**WHAT YOU WILL DO**
Show me each line of the listing below where the word "Office" appears.

**DATA PROVIDED**
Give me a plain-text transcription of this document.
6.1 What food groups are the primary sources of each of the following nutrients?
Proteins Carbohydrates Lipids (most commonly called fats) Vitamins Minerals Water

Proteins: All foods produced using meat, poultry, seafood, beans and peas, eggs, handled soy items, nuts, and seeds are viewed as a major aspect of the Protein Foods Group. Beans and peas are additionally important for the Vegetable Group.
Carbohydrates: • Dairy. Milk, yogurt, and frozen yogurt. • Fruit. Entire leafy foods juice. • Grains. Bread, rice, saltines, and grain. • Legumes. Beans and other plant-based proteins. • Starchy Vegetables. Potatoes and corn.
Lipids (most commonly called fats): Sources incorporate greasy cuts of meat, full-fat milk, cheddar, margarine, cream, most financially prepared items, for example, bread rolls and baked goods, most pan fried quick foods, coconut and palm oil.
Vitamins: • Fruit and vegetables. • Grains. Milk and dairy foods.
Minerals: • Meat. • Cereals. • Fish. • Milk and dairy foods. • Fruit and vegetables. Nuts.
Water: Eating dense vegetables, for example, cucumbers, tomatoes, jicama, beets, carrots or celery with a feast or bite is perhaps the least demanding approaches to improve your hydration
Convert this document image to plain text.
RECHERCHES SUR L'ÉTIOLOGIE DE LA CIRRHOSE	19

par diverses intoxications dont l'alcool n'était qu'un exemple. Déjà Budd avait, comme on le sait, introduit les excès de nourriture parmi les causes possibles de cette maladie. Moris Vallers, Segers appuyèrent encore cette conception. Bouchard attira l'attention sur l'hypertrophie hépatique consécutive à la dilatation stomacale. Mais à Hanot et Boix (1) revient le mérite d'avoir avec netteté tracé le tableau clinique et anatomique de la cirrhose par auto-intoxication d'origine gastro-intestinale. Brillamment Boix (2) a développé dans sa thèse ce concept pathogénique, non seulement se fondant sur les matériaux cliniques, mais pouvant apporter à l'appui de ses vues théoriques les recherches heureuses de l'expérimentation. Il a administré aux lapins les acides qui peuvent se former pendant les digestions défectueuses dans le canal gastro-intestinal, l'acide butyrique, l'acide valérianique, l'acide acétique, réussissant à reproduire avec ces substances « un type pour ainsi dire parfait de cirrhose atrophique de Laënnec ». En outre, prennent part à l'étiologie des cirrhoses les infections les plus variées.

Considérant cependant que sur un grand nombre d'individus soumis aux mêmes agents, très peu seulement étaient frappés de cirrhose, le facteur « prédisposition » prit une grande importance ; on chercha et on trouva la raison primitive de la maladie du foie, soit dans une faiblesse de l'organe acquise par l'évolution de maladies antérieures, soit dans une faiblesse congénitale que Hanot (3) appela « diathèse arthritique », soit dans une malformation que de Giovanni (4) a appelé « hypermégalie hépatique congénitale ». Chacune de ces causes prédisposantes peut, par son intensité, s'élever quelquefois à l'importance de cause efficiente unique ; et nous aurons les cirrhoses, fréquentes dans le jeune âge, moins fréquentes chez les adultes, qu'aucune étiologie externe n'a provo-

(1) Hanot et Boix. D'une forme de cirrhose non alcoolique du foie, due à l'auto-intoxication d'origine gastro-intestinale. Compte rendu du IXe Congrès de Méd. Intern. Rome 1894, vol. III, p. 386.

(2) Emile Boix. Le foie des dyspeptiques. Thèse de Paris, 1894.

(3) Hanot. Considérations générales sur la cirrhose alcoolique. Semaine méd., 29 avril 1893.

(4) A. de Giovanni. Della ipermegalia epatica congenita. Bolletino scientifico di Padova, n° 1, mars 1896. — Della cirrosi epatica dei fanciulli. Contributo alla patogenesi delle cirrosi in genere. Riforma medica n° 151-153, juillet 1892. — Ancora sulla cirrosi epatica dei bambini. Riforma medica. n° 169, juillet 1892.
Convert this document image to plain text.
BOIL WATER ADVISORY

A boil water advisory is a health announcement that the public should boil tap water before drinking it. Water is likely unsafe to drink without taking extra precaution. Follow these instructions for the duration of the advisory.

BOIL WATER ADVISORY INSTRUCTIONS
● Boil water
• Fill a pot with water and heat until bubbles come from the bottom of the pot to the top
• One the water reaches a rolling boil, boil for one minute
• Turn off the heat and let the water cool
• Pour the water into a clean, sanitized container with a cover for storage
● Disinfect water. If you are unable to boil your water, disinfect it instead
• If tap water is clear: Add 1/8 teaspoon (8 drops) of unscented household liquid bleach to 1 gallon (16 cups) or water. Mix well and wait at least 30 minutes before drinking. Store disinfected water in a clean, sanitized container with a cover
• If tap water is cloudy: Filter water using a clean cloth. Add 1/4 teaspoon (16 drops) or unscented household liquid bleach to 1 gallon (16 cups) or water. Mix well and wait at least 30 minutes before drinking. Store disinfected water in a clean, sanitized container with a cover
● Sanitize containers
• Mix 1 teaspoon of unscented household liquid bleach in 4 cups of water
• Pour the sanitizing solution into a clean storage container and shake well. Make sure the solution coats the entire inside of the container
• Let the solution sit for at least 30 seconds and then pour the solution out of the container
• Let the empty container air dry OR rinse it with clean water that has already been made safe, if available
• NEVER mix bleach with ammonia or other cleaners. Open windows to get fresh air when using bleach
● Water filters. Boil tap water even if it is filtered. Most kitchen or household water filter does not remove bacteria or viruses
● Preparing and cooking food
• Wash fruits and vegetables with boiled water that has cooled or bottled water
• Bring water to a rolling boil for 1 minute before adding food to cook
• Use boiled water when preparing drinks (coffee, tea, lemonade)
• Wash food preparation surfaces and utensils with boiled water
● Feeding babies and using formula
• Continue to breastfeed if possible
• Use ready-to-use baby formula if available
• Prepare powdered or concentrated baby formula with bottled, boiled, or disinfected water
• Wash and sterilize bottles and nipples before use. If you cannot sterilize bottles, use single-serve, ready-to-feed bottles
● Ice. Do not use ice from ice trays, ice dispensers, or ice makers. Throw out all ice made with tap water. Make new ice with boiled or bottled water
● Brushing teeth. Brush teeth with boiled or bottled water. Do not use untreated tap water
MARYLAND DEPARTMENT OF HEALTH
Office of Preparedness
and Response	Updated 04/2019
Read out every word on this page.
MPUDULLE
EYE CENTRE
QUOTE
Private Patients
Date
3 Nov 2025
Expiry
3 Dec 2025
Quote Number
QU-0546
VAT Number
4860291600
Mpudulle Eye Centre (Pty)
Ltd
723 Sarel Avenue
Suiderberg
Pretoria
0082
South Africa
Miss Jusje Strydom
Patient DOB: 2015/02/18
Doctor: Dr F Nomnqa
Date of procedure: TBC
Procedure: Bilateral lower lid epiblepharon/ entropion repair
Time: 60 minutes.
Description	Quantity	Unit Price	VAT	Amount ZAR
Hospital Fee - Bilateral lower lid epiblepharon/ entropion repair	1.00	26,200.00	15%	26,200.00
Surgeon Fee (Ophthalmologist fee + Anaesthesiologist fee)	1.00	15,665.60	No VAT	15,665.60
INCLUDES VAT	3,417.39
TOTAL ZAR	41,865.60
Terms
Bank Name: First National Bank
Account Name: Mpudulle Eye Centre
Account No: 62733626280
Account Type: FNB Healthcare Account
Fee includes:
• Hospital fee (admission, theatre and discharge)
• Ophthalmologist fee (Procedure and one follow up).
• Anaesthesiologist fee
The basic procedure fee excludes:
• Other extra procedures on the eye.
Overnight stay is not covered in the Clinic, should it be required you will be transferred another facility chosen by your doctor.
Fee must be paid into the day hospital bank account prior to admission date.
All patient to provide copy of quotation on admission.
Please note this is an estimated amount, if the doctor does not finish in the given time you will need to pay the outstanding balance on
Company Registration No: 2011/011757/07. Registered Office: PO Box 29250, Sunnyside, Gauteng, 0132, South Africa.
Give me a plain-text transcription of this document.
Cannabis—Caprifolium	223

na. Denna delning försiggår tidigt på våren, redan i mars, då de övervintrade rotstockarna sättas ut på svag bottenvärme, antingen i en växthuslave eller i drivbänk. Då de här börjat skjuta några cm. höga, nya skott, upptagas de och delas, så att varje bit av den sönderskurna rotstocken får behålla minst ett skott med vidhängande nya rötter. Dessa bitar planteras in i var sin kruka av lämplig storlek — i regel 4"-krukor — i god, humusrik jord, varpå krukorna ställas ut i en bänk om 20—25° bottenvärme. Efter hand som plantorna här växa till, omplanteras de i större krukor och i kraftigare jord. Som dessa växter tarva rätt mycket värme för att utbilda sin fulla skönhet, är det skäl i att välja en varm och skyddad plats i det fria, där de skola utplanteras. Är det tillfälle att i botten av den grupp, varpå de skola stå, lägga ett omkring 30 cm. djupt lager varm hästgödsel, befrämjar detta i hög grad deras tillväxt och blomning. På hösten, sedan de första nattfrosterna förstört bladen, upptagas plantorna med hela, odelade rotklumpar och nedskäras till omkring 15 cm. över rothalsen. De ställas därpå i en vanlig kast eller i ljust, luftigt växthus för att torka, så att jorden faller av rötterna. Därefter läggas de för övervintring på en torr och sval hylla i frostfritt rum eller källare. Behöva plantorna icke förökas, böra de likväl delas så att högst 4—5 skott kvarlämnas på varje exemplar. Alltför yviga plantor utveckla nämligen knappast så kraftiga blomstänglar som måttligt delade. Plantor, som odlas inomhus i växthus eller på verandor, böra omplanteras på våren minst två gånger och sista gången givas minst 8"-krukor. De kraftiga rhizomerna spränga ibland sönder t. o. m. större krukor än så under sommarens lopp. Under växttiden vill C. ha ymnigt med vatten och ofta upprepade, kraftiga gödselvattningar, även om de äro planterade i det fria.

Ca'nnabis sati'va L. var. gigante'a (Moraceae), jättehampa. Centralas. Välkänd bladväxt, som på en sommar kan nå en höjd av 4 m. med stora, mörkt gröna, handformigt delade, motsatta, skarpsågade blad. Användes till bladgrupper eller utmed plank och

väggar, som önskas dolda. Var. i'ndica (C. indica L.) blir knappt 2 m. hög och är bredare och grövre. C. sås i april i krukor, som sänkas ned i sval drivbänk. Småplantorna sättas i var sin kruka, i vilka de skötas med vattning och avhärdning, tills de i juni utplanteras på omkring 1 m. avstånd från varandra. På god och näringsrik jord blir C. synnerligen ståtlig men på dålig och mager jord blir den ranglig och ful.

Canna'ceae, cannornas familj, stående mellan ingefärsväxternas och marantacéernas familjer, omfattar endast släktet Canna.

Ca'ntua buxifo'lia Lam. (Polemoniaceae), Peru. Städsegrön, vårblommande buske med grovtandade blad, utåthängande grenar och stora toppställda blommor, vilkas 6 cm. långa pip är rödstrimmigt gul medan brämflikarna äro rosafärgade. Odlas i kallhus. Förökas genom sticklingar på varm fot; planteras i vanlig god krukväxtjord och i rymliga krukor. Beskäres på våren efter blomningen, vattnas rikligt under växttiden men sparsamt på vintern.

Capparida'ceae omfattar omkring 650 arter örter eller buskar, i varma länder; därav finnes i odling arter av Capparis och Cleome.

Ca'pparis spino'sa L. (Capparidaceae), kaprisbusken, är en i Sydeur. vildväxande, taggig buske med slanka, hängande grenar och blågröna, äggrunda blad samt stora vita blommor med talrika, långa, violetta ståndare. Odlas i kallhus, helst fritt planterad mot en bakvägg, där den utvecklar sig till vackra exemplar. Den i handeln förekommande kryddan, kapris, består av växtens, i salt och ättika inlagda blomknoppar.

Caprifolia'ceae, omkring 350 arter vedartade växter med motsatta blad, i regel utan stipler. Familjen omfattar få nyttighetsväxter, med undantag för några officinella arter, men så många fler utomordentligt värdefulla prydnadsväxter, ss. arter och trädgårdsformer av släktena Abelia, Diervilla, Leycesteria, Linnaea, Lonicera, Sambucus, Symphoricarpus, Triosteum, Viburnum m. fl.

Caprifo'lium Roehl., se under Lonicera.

**OUTPUT OF THE EXERCISE**
Office of Preparedness
Company Registration No: 2011/011757/07. Registered Office: PO Box 29250, Sunnyside, Gauteng, 0132, South Africa.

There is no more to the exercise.